> Dataset rows
------

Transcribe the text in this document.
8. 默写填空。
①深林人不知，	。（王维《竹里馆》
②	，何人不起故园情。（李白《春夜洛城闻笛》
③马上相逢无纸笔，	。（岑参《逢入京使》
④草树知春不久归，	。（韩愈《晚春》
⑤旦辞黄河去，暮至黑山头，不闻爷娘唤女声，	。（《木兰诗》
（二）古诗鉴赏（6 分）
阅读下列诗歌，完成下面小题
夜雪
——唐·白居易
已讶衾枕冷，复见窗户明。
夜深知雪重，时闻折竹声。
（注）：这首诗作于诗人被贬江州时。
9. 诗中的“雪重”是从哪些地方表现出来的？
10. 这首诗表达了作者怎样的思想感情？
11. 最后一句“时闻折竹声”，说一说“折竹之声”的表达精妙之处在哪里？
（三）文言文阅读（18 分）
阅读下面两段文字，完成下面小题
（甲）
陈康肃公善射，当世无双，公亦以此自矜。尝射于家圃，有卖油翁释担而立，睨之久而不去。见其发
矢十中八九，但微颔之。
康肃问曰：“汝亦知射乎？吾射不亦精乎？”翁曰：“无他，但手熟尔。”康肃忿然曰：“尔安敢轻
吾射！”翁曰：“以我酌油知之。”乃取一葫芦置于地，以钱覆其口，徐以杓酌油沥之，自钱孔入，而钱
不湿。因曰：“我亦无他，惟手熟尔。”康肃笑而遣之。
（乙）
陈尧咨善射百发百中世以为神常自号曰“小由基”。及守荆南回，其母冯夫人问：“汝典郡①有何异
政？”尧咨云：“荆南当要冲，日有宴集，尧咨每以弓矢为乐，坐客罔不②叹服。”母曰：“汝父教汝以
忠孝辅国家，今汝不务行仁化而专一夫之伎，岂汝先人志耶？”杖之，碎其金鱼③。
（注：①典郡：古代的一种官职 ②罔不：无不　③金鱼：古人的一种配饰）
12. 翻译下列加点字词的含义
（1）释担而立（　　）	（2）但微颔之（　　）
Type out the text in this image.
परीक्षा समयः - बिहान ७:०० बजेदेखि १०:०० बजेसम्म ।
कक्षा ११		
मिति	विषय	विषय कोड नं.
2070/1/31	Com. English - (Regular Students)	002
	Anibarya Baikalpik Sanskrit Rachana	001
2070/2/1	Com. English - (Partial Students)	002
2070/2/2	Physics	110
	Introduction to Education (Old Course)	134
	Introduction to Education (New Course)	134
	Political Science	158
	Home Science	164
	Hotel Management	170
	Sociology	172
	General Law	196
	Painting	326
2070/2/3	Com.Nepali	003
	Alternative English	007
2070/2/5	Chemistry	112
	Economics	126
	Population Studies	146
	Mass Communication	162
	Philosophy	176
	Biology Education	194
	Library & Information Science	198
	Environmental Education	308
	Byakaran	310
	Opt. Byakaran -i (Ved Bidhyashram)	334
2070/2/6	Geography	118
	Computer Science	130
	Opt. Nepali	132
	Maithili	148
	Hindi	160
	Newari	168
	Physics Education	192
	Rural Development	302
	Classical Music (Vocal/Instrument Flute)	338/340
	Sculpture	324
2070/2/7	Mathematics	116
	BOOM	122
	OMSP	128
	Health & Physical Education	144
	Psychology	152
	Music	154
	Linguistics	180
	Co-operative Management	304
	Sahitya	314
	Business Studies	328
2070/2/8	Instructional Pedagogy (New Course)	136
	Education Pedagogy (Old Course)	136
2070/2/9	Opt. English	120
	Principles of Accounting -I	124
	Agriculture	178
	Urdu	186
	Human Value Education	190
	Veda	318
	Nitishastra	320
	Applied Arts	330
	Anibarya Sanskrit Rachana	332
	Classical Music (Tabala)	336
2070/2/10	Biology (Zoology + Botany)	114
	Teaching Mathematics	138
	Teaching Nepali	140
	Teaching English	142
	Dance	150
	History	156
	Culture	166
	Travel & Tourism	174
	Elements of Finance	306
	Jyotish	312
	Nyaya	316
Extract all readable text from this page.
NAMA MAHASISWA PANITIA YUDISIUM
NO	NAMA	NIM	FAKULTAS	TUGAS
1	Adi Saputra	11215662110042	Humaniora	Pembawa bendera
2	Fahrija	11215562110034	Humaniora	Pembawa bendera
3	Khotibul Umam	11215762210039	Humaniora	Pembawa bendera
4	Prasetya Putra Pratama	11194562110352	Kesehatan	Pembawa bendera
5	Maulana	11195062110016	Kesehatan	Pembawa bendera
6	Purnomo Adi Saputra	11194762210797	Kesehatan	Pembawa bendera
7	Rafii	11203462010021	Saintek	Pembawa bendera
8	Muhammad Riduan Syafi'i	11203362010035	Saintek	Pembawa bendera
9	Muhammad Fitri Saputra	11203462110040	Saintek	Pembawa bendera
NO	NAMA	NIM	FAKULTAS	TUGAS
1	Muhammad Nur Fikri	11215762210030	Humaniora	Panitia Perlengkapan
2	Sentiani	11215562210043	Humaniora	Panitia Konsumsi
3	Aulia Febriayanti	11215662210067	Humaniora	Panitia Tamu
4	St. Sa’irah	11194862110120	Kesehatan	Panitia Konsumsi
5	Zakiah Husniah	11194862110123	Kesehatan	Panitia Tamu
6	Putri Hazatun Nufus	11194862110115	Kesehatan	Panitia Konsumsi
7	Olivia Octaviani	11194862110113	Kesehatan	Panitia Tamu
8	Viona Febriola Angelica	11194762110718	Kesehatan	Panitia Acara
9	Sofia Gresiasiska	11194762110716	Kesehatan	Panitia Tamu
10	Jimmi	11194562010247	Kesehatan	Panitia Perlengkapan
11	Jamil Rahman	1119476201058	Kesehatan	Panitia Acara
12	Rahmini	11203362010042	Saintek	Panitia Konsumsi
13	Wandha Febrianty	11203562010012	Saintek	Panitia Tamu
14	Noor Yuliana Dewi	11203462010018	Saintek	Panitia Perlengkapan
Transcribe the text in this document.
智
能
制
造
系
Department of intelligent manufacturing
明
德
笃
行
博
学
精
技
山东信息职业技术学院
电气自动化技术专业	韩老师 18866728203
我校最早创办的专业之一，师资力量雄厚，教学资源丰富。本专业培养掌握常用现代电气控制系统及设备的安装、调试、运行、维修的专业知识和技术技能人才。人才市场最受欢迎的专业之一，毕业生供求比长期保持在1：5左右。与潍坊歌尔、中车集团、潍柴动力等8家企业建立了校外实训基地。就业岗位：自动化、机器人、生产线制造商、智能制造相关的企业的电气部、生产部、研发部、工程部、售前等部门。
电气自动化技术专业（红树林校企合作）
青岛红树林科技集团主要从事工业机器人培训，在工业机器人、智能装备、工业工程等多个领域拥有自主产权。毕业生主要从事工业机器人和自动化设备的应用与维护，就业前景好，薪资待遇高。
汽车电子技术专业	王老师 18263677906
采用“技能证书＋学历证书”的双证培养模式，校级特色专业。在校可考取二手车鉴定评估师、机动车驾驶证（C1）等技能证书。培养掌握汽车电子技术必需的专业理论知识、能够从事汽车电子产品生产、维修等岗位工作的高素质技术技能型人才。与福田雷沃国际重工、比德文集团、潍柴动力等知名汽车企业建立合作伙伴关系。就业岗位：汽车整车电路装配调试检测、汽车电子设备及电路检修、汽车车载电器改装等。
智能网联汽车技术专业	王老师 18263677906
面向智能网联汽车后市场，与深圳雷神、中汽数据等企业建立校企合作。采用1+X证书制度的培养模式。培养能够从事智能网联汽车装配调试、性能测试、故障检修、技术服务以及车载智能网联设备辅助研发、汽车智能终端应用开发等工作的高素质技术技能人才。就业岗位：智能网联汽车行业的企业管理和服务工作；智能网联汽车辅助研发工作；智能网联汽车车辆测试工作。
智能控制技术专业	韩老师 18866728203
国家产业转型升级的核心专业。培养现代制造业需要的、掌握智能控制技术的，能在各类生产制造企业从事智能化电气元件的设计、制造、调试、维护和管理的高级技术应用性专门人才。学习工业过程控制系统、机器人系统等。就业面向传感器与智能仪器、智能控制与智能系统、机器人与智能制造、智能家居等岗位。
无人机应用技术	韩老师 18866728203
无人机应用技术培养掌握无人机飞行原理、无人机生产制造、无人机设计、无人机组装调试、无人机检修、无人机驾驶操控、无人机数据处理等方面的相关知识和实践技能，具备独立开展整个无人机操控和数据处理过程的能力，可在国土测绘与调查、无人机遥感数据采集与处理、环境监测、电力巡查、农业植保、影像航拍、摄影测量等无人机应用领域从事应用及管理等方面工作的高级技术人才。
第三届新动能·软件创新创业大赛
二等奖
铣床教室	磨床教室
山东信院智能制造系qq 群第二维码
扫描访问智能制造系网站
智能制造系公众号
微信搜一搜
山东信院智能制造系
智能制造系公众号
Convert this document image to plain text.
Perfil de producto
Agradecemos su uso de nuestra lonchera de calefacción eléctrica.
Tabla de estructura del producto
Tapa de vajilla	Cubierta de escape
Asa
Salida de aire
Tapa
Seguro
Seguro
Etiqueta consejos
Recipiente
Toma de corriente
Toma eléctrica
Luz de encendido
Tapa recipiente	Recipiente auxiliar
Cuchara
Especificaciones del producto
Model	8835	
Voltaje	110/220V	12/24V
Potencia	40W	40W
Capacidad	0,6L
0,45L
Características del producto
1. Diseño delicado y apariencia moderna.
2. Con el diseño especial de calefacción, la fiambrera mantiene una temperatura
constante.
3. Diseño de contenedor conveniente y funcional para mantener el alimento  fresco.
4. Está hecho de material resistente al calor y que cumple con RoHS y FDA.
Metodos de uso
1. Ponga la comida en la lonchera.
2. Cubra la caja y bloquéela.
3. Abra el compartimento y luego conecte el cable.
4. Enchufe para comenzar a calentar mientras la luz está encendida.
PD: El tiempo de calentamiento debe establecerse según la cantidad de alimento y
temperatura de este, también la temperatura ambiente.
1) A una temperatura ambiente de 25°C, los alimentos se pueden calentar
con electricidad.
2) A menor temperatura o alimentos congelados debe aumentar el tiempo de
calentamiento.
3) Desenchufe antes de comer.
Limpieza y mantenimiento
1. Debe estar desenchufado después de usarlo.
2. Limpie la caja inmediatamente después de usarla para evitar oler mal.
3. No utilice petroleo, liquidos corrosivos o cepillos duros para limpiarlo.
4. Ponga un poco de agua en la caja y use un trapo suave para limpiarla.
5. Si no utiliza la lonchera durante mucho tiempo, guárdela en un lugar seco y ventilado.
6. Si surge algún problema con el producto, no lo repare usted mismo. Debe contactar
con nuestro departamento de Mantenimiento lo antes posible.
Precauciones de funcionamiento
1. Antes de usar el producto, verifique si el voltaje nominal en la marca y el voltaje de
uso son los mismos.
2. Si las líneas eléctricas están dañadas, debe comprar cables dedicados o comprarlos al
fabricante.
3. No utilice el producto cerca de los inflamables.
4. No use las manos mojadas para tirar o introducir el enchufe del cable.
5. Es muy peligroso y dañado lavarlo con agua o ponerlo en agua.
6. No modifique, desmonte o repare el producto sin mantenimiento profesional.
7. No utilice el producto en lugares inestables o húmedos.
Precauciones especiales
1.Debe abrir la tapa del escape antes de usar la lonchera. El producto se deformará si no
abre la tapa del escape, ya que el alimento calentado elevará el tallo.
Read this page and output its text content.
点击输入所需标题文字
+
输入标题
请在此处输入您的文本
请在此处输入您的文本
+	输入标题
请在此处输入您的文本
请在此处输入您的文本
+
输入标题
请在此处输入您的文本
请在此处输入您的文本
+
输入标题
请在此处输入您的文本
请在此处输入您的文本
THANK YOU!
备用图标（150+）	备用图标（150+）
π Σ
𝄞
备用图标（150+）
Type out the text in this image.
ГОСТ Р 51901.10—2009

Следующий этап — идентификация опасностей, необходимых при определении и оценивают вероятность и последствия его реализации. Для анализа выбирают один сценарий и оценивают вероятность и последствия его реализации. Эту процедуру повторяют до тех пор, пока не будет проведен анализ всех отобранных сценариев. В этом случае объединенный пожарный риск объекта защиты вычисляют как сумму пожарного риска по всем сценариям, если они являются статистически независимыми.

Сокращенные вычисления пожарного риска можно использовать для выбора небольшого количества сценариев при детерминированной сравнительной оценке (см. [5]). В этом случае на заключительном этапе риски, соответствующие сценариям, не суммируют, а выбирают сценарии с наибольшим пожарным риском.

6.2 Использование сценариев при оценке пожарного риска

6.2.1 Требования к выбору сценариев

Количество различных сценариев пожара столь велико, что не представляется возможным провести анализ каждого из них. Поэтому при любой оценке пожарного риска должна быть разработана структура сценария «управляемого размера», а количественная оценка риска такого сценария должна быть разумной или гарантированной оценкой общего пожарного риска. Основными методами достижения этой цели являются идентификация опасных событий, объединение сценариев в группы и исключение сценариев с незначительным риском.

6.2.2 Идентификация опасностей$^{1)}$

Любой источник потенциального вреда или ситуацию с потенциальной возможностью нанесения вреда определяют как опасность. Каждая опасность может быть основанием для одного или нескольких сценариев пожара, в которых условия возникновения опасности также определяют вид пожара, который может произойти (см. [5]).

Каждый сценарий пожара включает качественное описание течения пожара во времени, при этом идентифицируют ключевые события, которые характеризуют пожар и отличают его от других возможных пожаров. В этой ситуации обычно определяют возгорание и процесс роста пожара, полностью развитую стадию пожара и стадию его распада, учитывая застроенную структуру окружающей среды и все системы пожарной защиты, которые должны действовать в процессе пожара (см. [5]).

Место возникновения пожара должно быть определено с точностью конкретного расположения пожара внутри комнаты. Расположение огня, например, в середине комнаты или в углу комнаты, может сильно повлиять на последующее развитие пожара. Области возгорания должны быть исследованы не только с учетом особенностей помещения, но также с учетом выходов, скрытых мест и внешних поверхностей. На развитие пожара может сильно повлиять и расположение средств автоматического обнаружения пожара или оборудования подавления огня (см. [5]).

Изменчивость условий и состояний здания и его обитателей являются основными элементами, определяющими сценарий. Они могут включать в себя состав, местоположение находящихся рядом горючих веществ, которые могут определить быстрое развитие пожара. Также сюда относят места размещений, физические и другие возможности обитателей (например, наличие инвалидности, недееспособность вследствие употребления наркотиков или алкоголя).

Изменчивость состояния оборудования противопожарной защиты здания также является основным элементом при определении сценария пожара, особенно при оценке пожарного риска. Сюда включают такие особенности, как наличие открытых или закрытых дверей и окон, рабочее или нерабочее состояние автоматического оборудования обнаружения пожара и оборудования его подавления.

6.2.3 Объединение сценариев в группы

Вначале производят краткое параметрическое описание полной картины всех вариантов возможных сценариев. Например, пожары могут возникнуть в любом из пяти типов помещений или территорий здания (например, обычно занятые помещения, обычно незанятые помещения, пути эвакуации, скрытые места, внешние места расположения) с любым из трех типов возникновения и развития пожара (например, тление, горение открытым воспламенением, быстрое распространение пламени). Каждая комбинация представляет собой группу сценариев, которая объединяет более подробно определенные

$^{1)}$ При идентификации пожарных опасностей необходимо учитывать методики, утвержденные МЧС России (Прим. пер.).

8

------

From the data, pick out every line that includes "Science".

	Political Science	158
	Home Science	164
	Library & Information Science	198
	Computer Science	130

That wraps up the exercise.